■ **Entries provided**:
━━━

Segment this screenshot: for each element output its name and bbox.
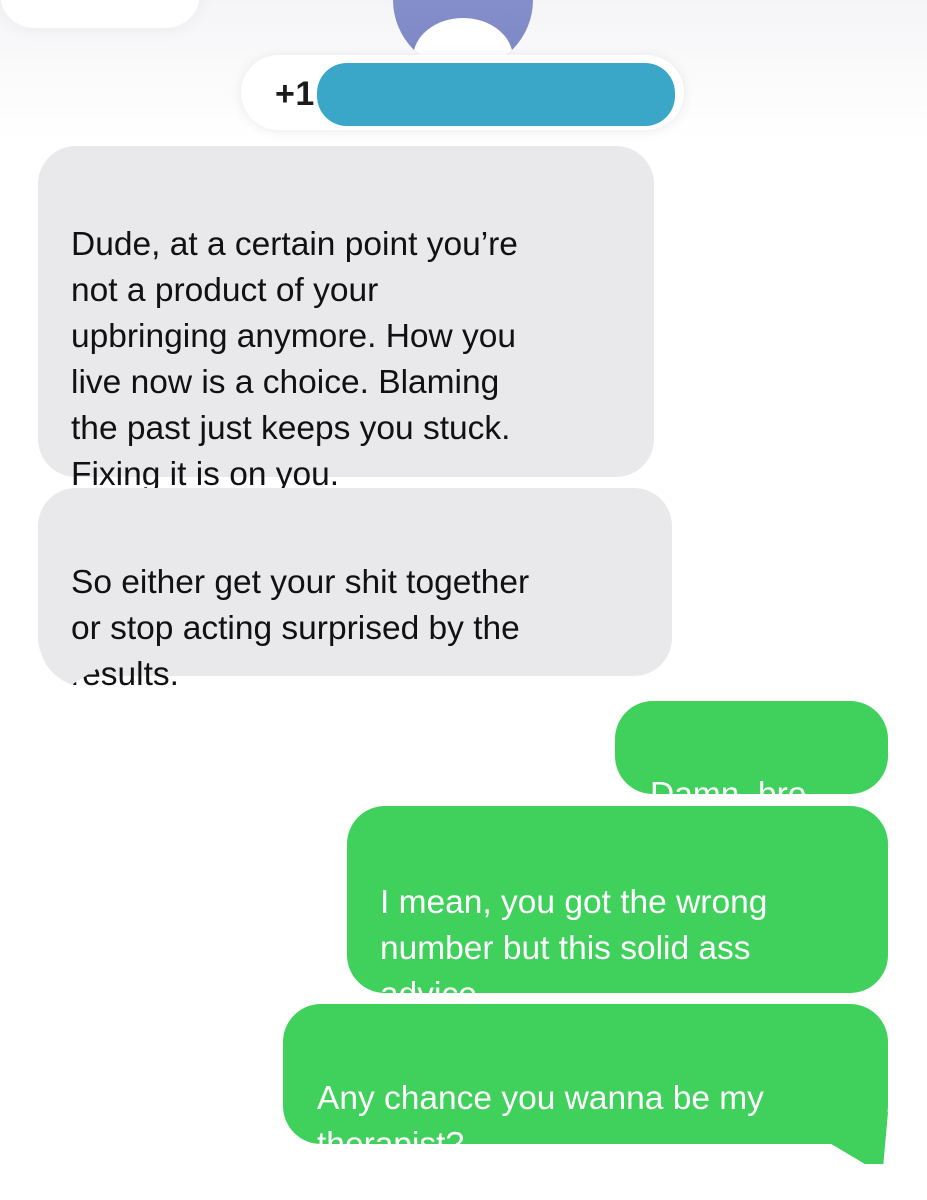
message-bubble-incoming-2[interactable]: So either get your shit together or stop… <box>38 488 672 693</box>
contact-name-pill[interactable]: +1 <box>241 55 684 130</box>
message-text: So either get your shit together or stop… <box>71 564 530 693</box>
message-text: Any chance you wanna be my therapist? <box>317 1080 764 1163</box>
message-bubble-incoming-1[interactable]: Dude, at a certain point you’re not a pr… <box>38 146 654 493</box>
messages-screen: +1 Dude, at a certain point you’re not a… <box>0 0 927 1200</box>
message-bubble-outgoing-3[interactable]: Any chance you wanna be my therapist? <box>283 1004 888 1163</box>
contact-number-prefix: +1 <box>275 75 315 113</box>
message-bubble-outgoing-1[interactable]: Damn, bro. <box>615 701 888 813</box>
message-bubble-outgoing-2[interactable]: I mean, you got the wrong number but thi… <box>347 806 888 1013</box>
previous-message-bubble <box>0 0 200 28</box>
redacted-phone-number <box>317 63 675 126</box>
message-text: Dude, at a certain point you’re not a pr… <box>71 226 518 493</box>
outgoing-bubble-tail <box>830 1112 888 1164</box>
message-text: I mean, you got the wrong number but thi… <box>380 884 768 1013</box>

━━━

■ **What the exercise asks**: Quote all of the material above word for word, leaving out the picture.

■ **Full solution**:
Segment this screenshot: for each element output its name and bbox.
message-bubble-incoming-2[interactable]: So either get your shit together or stop… <box>38 488 672 693</box>
contact-name-pill[interactable]: +1 <box>241 55 684 130</box>
message-text: So either get your shit together or stop… <box>71 564 530 693</box>
message-text: Any chance you wanna be my therapist? <box>317 1080 764 1163</box>
message-bubble-incoming-1[interactable]: Dude, at a certain point you’re not a pr… <box>38 146 654 493</box>
messages-screen: +1 Dude, at a certain point you’re not a… <box>0 0 927 1200</box>
message-bubble-outgoing-3[interactable]: Any chance you wanna be my therapist? <box>283 1004 888 1163</box>
contact-number-prefix: +1 <box>275 75 315 113</box>
message-bubble-outgoing-1[interactable]: Damn, bro. <box>615 701 888 813</box>
message-bubble-outgoing-2[interactable]: I mean, you got the wrong number but thi… <box>347 806 888 1013</box>
previous-message-bubble <box>0 0 200 28</box>
redacted-phone-number <box>317 63 675 126</box>
message-text: Dude, at a certain point you’re not a pr… <box>71 226 518 493</box>
outgoing-bubble-tail <box>830 1112 888 1164</box>
message-text: I mean, you got the wrong number but thi… <box>380 884 768 1013</box>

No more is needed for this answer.